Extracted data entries
▶

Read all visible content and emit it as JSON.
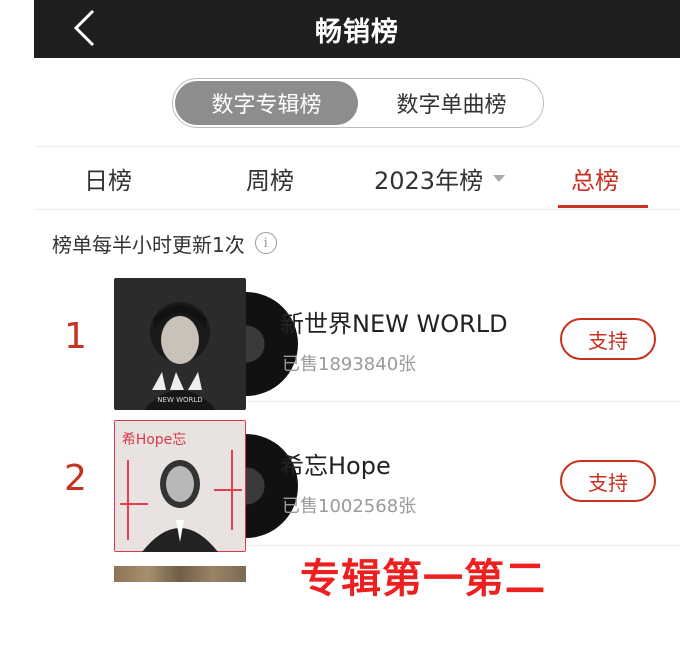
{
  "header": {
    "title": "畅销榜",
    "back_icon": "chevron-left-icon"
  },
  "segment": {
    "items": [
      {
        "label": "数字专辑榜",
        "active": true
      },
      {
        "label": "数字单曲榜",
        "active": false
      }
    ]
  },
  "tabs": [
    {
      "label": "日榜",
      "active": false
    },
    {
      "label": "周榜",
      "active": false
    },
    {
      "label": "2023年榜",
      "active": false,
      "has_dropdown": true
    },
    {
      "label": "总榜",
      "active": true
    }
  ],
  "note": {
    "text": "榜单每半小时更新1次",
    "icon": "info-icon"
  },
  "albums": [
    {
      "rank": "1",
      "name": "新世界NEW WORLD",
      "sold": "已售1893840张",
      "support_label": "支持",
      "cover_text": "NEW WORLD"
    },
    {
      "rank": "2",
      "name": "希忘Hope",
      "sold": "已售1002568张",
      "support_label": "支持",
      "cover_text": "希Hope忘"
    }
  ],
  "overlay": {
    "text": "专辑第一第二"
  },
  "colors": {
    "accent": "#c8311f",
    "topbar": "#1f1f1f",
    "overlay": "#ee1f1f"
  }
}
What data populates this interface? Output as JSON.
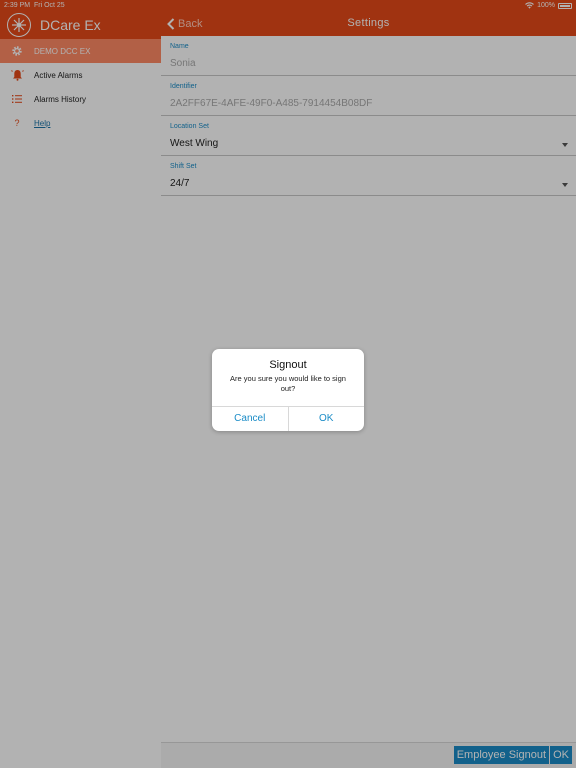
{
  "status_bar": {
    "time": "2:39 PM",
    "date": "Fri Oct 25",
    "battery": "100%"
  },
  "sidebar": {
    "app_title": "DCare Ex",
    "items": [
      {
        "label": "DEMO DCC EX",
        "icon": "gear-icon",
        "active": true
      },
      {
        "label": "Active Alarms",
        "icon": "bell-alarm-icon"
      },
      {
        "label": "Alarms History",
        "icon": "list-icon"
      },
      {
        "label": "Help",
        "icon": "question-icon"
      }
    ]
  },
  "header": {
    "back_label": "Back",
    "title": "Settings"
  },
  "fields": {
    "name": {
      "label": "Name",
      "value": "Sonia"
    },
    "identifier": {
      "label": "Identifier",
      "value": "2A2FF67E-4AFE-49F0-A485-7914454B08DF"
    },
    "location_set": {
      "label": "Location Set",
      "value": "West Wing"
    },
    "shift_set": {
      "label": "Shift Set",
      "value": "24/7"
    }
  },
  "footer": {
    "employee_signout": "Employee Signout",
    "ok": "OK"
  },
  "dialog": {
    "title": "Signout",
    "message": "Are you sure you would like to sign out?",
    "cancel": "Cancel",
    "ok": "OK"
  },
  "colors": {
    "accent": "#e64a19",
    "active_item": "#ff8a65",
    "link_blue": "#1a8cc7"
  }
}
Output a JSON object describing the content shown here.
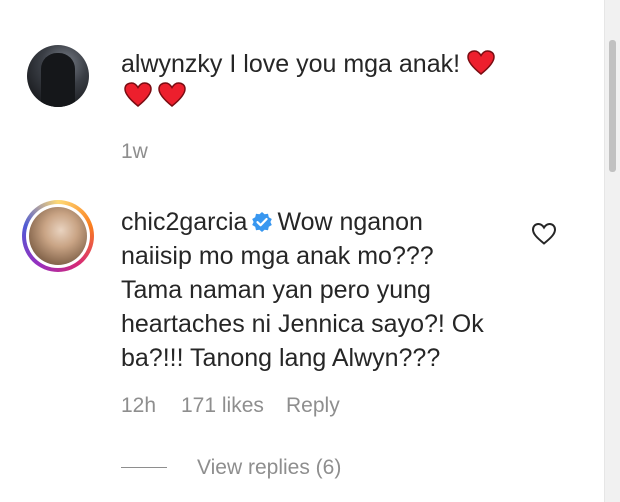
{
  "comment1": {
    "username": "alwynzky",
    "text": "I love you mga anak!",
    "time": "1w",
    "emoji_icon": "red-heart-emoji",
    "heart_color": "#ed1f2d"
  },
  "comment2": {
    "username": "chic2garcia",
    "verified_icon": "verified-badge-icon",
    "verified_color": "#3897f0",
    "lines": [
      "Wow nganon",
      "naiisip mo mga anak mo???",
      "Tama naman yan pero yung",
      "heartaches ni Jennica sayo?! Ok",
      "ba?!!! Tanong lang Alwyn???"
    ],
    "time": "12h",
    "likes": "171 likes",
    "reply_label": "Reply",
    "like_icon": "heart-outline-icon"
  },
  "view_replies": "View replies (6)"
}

◀

# Instructions to follow
Every record must be copied exactly, with images dropped from the result.

# Result of the exercise
Read all visible content and emit it as JSON.
{
  "header": {
    "title": "畅销榜",
    "back_icon": "chevron-left-icon"
  },
  "segment": {
    "items": [
      {
        "label": "数字专辑榜",
        "active": true
      },
      {
        "label": "数字单曲榜",
        "active": false
      }
    ]
  },
  "tabs": [
    {
      "label": "日榜",
      "active": false
    },
    {
      "label": "周榜",
      "active": false
    },
    {
      "label": "2023年榜",
      "active": false,
      "has_dropdown": true
    },
    {
      "label": "总榜",
      "active": true
    }
  ],
  "note": {
    "text": "榜单每半小时更新1次",
    "icon": "info-icon"
  },
  "albums": [
    {
      "rank": "1",
      "name": "新世界NEW WORLD",
      "sold": "已售1893840张",
      "support_label": "支持",
      "cover_text": "NEW WORLD"
    },
    {
      "rank": "2",
      "name": "希忘Hope",
      "sold": "已售1002568张",
      "support_label": "支持",
      "cover_text": "希Hope忘"
    }
  ],
  "overlay": {
    "text": "专辑第一第二"
  },
  "colors": {
    "accent": "#c8311f",
    "topbar": "#1f1f1f",
    "overlay": "#ee1f1f"
  }
}
What data populates this interface? Output as JSON.
{
  "status_bar": {
    "time": "2:39 PM",
    "date": "Fri Oct 25",
    "battery": "100%"
  },
  "sidebar": {
    "app_title": "DCare Ex",
    "items": [
      {
        "label": "DEMO DCC EX",
        "icon": "gear-icon",
        "active": true
      },
      {
        "label": "Active Alarms",
        "icon": "bell-alarm-icon"
      },
      {
        "label": "Alarms History",
        "icon": "list-icon"
      },
      {
        "label": "Help",
        "icon": "question-icon"
      }
    ]
  },
  "header": {
    "back_label": "Back",
    "title": "Settings"
  },
  "fields": {
    "name": {
      "label": "Name",
      "value": "Sonia"
    },
    "identifier": {
      "label": "Identifier",
      "value": "2A2FF67E-4AFE-49F0-A485-7914454B08DF"
    },
    "location_set": {
      "label": "Location Set",
      "value": "West Wing"
    },
    "shift_set": {
      "label": "Shift Set",
      "value": "24/7"
    }
  },
  "footer": {
    "employee_signout": "Employee Signout",
    "ok": "OK"
  },
  "dialog": {
    "title": "Signout",
    "message": "Are you sure you would like to sign out?",
    "cancel": "Cancel",
    "ok": "OK"
  },
  "colors": {
    "accent": "#e64a19",
    "active_item": "#ff8a65",
    "link_blue": "#1a8cc7"
  }
}
Output a JSON object describing the content shown here.
{
  "comment1": {
    "username": "alwynzky",
    "text": "I love you mga anak!",
    "time": "1w",
    "emoji_icon": "red-heart-emoji",
    "heart_color": "#ed1f2d"
  },
  "comment2": {
    "username": "chic2garcia",
    "verified_icon": "verified-badge-icon",
    "verified_color": "#3897f0",
    "lines": [
      "Wow nganon",
      "naiisip mo mga anak mo???",
      "Tama naman yan pero yung",
      "heartaches ni Jennica sayo?! Ok",
      "ba?!!! Tanong lang Alwyn???"
    ],
    "time": "12h",
    "likes": "171 likes",
    "reply_label": "Reply",
    "like_icon": "heart-outline-icon"
  },
  "view_replies": "View replies (6)"
}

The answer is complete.